* _STORED RECORDS_
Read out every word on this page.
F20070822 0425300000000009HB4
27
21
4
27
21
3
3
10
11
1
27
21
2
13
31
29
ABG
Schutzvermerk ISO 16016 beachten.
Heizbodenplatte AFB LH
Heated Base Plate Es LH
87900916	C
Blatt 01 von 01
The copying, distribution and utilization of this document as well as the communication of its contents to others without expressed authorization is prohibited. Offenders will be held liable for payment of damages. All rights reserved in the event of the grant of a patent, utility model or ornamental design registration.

* * *

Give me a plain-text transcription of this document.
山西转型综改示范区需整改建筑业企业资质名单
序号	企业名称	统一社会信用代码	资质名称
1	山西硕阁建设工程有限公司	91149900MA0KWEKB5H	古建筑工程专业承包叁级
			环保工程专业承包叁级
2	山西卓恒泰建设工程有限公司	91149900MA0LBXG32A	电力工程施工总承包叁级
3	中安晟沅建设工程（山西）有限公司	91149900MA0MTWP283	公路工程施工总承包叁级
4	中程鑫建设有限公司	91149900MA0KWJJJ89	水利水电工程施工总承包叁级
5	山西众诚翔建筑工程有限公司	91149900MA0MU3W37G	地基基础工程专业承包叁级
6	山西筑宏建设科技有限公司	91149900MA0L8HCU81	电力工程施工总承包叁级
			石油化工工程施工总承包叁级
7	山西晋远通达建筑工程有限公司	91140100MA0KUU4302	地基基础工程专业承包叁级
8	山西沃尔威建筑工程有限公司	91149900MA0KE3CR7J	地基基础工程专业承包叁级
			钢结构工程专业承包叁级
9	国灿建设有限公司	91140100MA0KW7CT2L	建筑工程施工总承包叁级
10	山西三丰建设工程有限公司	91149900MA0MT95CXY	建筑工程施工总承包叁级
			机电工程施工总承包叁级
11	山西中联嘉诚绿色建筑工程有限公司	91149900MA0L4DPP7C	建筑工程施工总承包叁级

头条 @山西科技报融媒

* _EXERCISE REQUIREMENTS_
Above are the records. Identify each line that contains the word "document".

* _WRITTEN REPLY_
The copying, distribution and utilization of this document as well as the communication of its contents to others without expressed authorization is prohibited. Offenders will be held liable for payment of damages. All rights reserved in the event of the grant of a patent, utility model or ornamental design registration.
Give me a plain-text transcription of this document.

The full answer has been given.